- WHAT THE TASK ASKS
Copy every line from the one containing "Output a JSON" through the last line of the records below, both included, and nothing else.

─── DATASET RECORDS

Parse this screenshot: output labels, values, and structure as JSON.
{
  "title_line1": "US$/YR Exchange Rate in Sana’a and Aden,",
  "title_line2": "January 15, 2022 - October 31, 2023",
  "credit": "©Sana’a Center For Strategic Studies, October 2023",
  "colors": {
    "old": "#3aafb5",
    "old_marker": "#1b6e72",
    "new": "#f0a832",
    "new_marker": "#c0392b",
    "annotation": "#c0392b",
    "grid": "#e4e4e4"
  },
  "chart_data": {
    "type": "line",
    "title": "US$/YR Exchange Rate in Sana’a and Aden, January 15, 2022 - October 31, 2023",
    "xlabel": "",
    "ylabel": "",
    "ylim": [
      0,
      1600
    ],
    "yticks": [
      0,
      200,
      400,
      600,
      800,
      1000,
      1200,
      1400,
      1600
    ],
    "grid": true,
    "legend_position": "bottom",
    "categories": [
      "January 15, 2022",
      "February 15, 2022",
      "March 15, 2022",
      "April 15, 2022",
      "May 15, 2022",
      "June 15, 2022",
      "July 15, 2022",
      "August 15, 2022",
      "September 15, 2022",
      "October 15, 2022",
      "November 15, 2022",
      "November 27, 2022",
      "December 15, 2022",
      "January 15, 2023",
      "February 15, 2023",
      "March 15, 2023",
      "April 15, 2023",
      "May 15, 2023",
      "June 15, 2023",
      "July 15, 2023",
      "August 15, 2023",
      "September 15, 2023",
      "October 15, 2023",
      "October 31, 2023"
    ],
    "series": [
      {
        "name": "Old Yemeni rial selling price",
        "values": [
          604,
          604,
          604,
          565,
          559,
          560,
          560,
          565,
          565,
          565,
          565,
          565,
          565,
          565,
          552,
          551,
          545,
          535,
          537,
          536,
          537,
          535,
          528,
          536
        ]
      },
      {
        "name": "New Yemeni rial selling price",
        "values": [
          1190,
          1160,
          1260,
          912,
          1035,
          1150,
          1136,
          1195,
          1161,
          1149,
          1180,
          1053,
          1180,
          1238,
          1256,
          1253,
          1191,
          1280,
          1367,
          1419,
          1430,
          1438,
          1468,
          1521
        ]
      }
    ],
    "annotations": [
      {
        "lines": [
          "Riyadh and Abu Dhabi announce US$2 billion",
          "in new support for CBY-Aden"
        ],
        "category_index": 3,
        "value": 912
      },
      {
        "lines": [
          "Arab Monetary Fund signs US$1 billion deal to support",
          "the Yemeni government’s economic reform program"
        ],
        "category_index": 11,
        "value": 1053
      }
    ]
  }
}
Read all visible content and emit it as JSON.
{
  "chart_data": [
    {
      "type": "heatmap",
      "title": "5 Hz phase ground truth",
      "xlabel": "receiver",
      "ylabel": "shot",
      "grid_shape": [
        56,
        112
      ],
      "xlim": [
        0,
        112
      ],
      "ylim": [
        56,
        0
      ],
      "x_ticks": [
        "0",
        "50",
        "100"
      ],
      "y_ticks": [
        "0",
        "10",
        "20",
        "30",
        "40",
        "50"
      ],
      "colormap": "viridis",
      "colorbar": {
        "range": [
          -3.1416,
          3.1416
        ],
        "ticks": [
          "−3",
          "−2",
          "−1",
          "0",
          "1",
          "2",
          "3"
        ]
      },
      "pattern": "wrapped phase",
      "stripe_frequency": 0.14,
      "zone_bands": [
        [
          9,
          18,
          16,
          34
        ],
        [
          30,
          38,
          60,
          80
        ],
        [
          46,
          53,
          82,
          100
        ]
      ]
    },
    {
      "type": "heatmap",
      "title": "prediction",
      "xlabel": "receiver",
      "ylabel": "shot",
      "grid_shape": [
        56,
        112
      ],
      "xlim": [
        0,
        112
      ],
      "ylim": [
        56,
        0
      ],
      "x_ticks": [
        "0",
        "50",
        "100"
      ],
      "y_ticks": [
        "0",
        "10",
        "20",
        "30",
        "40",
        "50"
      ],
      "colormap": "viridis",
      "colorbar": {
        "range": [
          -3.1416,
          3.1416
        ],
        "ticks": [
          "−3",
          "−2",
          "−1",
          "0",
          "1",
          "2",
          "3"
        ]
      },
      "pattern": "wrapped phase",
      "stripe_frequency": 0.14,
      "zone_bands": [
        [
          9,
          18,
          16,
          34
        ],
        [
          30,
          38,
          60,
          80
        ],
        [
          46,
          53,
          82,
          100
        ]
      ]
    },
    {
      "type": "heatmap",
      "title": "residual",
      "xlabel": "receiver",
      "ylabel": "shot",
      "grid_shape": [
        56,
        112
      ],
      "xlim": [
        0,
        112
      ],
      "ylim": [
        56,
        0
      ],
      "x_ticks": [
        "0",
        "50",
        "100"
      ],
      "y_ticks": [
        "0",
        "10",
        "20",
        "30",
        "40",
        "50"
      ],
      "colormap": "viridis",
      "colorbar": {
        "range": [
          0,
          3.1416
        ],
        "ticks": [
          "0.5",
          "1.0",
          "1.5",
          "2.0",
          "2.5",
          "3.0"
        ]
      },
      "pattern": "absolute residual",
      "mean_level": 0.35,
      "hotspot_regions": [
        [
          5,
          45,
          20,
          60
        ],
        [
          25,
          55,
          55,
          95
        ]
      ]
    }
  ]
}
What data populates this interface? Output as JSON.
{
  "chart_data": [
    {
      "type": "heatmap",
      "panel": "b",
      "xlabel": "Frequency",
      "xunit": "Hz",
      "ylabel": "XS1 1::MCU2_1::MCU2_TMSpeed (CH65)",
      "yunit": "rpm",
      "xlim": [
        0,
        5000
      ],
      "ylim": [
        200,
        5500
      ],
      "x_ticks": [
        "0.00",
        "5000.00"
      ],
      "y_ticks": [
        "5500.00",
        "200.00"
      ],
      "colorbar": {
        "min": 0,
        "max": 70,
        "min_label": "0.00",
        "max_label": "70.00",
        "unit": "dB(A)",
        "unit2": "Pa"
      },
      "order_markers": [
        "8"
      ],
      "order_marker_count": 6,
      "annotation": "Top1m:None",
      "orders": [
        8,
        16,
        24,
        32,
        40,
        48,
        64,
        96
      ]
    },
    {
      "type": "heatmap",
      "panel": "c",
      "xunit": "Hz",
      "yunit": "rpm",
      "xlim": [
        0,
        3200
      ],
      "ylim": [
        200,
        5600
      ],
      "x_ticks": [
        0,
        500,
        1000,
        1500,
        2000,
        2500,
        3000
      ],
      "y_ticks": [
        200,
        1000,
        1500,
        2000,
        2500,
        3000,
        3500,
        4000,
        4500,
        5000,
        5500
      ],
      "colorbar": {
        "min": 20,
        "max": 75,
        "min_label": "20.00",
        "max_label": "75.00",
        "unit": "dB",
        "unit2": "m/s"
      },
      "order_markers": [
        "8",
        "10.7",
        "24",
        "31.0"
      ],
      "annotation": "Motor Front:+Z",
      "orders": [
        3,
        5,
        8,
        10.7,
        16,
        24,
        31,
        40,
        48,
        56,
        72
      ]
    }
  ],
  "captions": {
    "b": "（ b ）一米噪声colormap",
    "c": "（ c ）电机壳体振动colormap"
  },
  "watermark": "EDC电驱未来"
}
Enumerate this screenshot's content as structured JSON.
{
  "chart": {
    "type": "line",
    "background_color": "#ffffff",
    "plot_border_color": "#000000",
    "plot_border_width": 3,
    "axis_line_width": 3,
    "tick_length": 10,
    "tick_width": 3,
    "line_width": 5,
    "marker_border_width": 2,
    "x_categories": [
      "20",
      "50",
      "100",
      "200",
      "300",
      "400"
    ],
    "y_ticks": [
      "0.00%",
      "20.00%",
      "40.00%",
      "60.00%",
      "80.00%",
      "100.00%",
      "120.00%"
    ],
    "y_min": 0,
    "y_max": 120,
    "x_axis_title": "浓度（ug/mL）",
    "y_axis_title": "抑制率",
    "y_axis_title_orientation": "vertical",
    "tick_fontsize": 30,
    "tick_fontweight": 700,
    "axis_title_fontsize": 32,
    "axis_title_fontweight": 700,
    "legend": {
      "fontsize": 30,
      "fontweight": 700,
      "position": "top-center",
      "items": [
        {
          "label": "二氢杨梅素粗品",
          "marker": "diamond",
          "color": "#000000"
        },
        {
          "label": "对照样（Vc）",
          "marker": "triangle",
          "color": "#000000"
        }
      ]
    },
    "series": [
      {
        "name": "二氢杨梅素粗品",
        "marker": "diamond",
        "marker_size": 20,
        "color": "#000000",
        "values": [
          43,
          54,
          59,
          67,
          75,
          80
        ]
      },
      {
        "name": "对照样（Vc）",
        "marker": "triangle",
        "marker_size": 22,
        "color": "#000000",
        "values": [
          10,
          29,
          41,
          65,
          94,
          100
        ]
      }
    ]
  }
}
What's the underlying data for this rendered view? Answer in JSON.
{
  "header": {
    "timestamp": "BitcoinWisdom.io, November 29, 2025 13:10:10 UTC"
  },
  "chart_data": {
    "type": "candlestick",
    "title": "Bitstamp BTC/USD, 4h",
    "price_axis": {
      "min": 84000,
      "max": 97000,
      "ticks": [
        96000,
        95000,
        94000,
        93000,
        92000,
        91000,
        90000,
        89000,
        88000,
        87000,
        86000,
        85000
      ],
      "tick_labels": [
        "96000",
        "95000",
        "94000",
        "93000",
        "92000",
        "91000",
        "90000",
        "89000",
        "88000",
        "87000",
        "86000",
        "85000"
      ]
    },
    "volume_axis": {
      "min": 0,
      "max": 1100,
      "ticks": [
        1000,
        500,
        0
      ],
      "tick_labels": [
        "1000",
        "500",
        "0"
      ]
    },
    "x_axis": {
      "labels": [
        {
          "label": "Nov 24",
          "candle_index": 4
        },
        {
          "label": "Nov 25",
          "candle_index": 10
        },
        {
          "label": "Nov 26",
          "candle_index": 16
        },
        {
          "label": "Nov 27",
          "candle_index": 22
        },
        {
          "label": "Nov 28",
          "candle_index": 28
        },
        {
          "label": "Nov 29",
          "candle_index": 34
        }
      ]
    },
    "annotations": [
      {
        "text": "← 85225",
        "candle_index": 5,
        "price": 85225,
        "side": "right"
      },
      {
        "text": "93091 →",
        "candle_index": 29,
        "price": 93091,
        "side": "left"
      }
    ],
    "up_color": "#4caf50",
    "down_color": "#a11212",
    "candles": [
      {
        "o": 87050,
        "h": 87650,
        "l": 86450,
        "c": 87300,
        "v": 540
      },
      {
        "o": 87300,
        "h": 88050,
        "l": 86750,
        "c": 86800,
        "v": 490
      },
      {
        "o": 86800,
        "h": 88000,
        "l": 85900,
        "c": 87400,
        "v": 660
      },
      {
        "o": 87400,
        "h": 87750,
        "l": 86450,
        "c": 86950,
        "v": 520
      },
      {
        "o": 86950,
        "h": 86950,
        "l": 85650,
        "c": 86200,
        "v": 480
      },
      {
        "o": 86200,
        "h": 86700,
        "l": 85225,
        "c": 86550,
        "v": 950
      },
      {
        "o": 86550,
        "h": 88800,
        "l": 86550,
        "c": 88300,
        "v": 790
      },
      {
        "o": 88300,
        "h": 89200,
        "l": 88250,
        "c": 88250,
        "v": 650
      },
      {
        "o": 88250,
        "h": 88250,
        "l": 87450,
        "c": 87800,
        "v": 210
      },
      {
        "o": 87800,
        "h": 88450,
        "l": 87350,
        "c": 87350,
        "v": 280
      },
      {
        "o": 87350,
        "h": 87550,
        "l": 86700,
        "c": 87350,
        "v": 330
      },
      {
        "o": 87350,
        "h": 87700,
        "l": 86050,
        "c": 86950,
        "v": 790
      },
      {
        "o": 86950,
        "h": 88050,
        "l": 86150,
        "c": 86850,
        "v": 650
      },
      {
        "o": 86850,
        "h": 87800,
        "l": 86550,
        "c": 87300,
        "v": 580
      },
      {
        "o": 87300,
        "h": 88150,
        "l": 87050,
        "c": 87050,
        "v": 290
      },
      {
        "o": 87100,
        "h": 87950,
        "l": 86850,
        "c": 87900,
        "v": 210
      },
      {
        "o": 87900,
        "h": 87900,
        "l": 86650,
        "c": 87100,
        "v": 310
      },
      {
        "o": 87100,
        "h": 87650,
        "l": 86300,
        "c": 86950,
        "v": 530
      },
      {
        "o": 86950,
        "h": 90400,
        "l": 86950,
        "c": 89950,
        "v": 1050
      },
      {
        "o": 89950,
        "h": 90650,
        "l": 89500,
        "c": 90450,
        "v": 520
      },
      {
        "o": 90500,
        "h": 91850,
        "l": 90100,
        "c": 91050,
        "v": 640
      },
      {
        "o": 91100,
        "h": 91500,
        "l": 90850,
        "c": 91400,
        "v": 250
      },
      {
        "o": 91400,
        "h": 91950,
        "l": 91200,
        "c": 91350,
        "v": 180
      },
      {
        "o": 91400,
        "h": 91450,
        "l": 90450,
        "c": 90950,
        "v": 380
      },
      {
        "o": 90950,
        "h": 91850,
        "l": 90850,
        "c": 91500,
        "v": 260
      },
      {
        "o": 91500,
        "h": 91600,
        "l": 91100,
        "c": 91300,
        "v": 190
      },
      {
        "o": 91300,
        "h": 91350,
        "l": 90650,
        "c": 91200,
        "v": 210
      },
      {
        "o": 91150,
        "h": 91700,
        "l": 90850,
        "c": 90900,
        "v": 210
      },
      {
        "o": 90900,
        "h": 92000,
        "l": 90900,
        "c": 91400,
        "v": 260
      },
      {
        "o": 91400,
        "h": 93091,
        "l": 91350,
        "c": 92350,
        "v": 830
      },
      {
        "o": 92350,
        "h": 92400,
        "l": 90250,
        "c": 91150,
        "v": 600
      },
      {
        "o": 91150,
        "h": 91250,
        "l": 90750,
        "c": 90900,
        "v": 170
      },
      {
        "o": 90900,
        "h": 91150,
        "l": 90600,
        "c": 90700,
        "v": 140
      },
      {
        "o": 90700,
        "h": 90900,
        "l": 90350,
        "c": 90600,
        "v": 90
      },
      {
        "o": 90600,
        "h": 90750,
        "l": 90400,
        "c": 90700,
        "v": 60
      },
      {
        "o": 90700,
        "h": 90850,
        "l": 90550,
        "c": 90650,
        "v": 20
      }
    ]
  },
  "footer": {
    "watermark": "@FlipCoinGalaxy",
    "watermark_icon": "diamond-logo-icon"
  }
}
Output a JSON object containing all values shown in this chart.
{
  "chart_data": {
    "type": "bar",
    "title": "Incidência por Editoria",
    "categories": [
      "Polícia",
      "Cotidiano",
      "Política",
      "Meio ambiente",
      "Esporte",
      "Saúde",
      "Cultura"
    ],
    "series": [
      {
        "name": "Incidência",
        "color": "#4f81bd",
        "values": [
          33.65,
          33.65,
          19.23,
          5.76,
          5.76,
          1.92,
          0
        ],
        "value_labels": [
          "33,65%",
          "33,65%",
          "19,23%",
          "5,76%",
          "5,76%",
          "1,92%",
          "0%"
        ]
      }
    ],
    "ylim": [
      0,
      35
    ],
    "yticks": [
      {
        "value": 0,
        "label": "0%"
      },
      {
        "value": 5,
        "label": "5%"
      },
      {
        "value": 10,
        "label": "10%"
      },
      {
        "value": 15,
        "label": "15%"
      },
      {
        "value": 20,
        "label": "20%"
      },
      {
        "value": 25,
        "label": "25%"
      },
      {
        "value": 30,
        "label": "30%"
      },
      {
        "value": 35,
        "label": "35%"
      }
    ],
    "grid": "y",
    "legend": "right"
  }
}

──────

- COMPLETE RESPONSE
Output a JSON object containing all values shown in this chart.
{
  "chart_data": {
    "type": "bar",
    "title": "Incidência por Editoria",
    "categories": [
      "Polícia",
      "Cotidiano",
      "Política",
      "Meio ambiente",
      "Esporte",
      "Saúde",
      "Cultura"
    ],
    "series": [
      {
        "name": "Incidência",
        "color": "#4f81bd",
        "values": [
          33.65,
          33.65,
          19.23,
          5.76,
          5.76,
          1.92,
          0
        ],
        "value_labels": [
          "33,65%",
          "33,65%",
          "19,23%",
          "5,76%",
          "5,76%",
          "1,92%",
          "0%"
        ]
      }
    ],
    "ylim": [
      0,
      35
    ],
    "yticks": [
      {
        "value": 0,
        "label": "0%"
      },
      {
        "value": 5,
        "label": "5%"
      },
      {
        "value": 10,
        "label": "10%"
      },
      {
        "value": 15,
        "label": "15%"
      },
      {
        "value": 20,
        "label": "20%"
      },
      {
        "value": 25,
        "label": "25%"
      },
      {
        "value": 30,
        "label": "30%"
      },
      {
        "value": 35,
        "label": "35%"
      }
    ],
    "grid": "y",
    "legend": "right"
  }
}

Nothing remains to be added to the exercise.